== Materials provided

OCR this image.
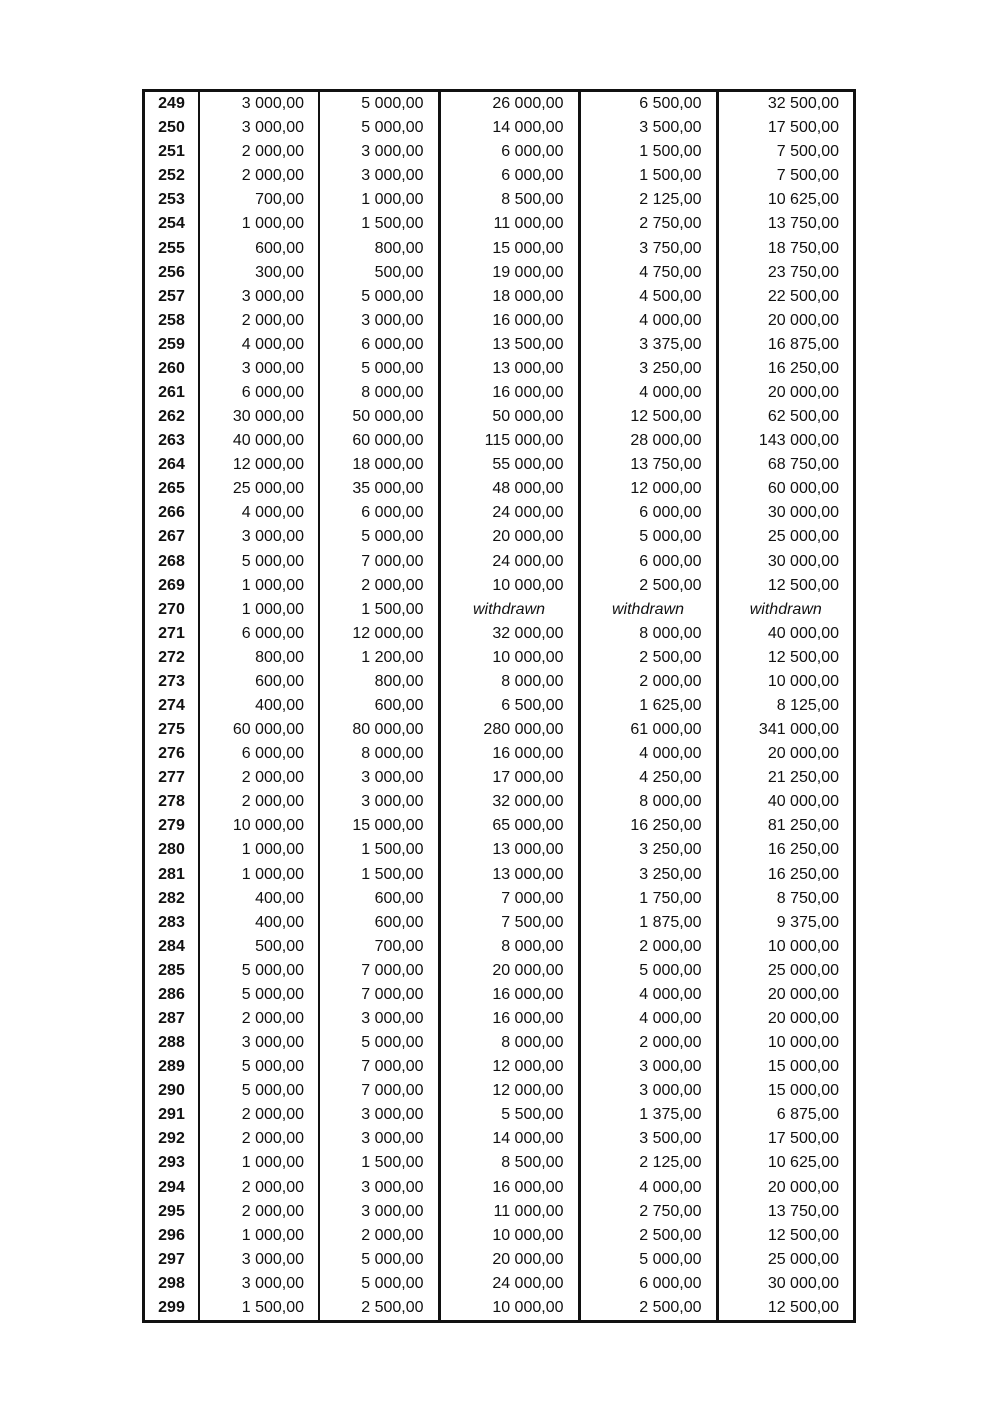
249	3 000,00	5 000,00	26 000,00	6 500,00	32 500,00
250	3 000,00	5 000,00	14 000,00	3 500,00	17 500,00
251	2 000,00	3 000,00	6 000,00	1 500,00	7 500,00
252	2 000,00	3 000,00	6 000,00	1 500,00	7 500,00
253	700,00	1 000,00	8 500,00	2 125,00	10 625,00
254	1 000,00	1 500,00	11 000,00	2 750,00	13 750,00
255	600,00	800,00	15 000,00	3 750,00	18 750,00
256	300,00	500,00	19 000,00	4 750,00	23 750,00
257	3 000,00	5 000,00	18 000,00	4 500,00	22 500,00
258	2 000,00	3 000,00	16 000,00	4 000,00	20 000,00
259	4 000,00	6 000,00	13 500,00	3 375,00	16 875,00
260	3 000,00	5 000,00	13 000,00	3 250,00	16 250,00
261	6 000,00	8 000,00	16 000,00	4 000,00	20 000,00
262	30 000,00	50 000,00	50 000,00	12 500,00	62 500,00
263	40 000,00	60 000,00	115 000,00	28 000,00	143 000,00
264	12 000,00	18 000,00	55 000,00	13 750,00	68 750,00
265	25 000,00	35 000,00	48 000,00	12 000,00	60 000,00
266	4 000,00	6 000,00	24 000,00	6 000,00	30 000,00
267	3 000,00	5 000,00	20 000,00	5 000,00	25 000,00
268	5 000,00	7 000,00	24 000,00	6 000,00	30 000,00
269	1 000,00	2 000,00	10 000,00	2 500,00	12 500,00
270	1 000,00	1 500,00	withdrawn	withdrawn	withdrawn
271	6 000,00	12 000,00	32 000,00	8 000,00	40 000,00
272	800,00	1 200,00	10 000,00	2 500,00	12 500,00
273	600,00	800,00	8 000,00	2 000,00	10 000,00
274	400,00	600,00	6 500,00	1 625,00	8 125,00
275	60 000,00	80 000,00	280 000,00	61 000,00	341 000,00
276	6 000,00	8 000,00	16 000,00	4 000,00	20 000,00
277	2 000,00	3 000,00	17 000,00	4 250,00	21 250,00
278	2 000,00	3 000,00	32 000,00	8 000,00	40 000,00
279	10 000,00	15 000,00	65 000,00	16 250,00	81 250,00
280	1 000,00	1 500,00	13 000,00	3 250,00	16 250,00
281	1 000,00	1 500,00	13 000,00	3 250,00	16 250,00
282	400,00	600,00	7 000,00	1 750,00	8 750,00
283	400,00	600,00	7 500,00	1 875,00	9 375,00
284	500,00	700,00	8 000,00	2 000,00	10 000,00
285	5 000,00	7 000,00	20 000,00	5 000,00	25 000,00
286	5 000,00	7 000,00	16 000,00	4 000,00	20 000,00
287	2 000,00	3 000,00	16 000,00	4 000,00	20 000,00
288	3 000,00	5 000,00	8 000,00	2 000,00	10 000,00
289	5 000,00	7 000,00	12 000,00	3 000,00	15 000,00
290	5 000,00	7 000,00	12 000,00	3 000,00	15 000,00
291	2 000,00	3 000,00	5 500,00	1 375,00	6 875,00
292	2 000,00	3 000,00	14 000,00	3 500,00	17 500,00
293	1 000,00	1 500,00	8 500,00	2 125,00	10 625,00
294	2 000,00	3 000,00	16 000,00	4 000,00	20 000,00
295	2 000,00	3 000,00	11 000,00	2 750,00	13 750,00
296	1 000,00	2 000,00	10 000,00	2 500,00	12 500,00
297	3 000,00	5 000,00	20 000,00	5 000,00	25 000,00
298	3 000,00	5 000,00	24 000,00	6 000,00	30 000,00
299	1 500,00	2 500,00	10 000,00	2 500,00	12 500,00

====

Your task is to reproduce all of the material exactly. The pictures stay out.

OCR this image.
249	3 000,00	5 000,00	26 000,00	6 500,00	32 500,00
250	3 000,00	5 000,00	14 000,00	3 500,00	17 500,00
251	2 000,00	3 000,00	6 000,00	1 500,00	7 500,00
252	2 000,00	3 000,00	6 000,00	1 500,00	7 500,00
253	700,00	1 000,00	8 500,00	2 125,00	10 625,00
254	1 000,00	1 500,00	11 000,00	2 750,00	13 750,00
255	600,00	800,00	15 000,00	3 750,00	18 750,00
256	300,00	500,00	19 000,00	4 750,00	23 750,00
257	3 000,00	5 000,00	18 000,00	4 500,00	22 500,00
258	2 000,00	3 000,00	16 000,00	4 000,00	20 000,00
259	4 000,00	6 000,00	13 500,00	3 375,00	16 875,00
260	3 000,00	5 000,00	13 000,00	3 250,00	16 250,00
261	6 000,00	8 000,00	16 000,00	4 000,00	20 000,00
262	30 000,00	50 000,00	50 000,00	12 500,00	62 500,00
263	40 000,00	60 000,00	115 000,00	28 000,00	143 000,00
264	12 000,00	18 000,00	55 000,00	13 750,00	68 750,00
265	25 000,00	35 000,00	48 000,00	12 000,00	60 000,00
266	4 000,00	6 000,00	24 000,00	6 000,00	30 000,00
267	3 000,00	5 000,00	20 000,00	5 000,00	25 000,00
268	5 000,00	7 000,00	24 000,00	6 000,00	30 000,00
269	1 000,00	2 000,00	10 000,00	2 500,00	12 500,00
270	1 000,00	1 500,00	withdrawn	withdrawn	withdrawn
271	6 000,00	12 000,00	32 000,00	8 000,00	40 000,00
272	800,00	1 200,00	10 000,00	2 500,00	12 500,00
273	600,00	800,00	8 000,00	2 000,00	10 000,00
274	400,00	600,00	6 500,00	1 625,00	8 125,00
275	60 000,00	80 000,00	280 000,00	61 000,00	341 000,00
276	6 000,00	8 000,00	16 000,00	4 000,00	20 000,00
277	2 000,00	3 000,00	17 000,00	4 250,00	21 250,00
278	2 000,00	3 000,00	32 000,00	8 000,00	40 000,00
279	10 000,00	15 000,00	65 000,00	16 250,00	81 250,00
280	1 000,00	1 500,00	13 000,00	3 250,00	16 250,00
281	1 000,00	1 500,00	13 000,00	3 250,00	16 250,00
282	400,00	600,00	7 000,00	1 750,00	8 750,00
283	400,00	600,00	7 500,00	1 875,00	9 375,00
284	500,00	700,00	8 000,00	2 000,00	10 000,00
285	5 000,00	7 000,00	20 000,00	5 000,00	25 000,00
286	5 000,00	7 000,00	16 000,00	4 000,00	20 000,00
287	2 000,00	3 000,00	16 000,00	4 000,00	20 000,00
288	3 000,00	5 000,00	8 000,00	2 000,00	10 000,00
289	5 000,00	7 000,00	12 000,00	3 000,00	15 000,00
290	5 000,00	7 000,00	12 000,00	3 000,00	15 000,00
291	2 000,00	3 000,00	5 500,00	1 375,00	6 875,00
292	2 000,00	3 000,00	14 000,00	3 500,00	17 500,00
293	1 000,00	1 500,00	8 500,00	2 125,00	10 625,00
294	2 000,00	3 000,00	16 000,00	4 000,00	20 000,00
295	2 000,00	3 000,00	11 000,00	2 750,00	13 750,00
296	1 000,00	2 000,00	10 000,00	2 500,00	12 500,00
297	3 000,00	5 000,00	20 000,00	5 000,00	25 000,00
298	3 000,00	5 000,00	24 000,00	6 000,00	30 000,00
299	1 500,00	2 500,00	10 000,00	2 500,00	12 500,00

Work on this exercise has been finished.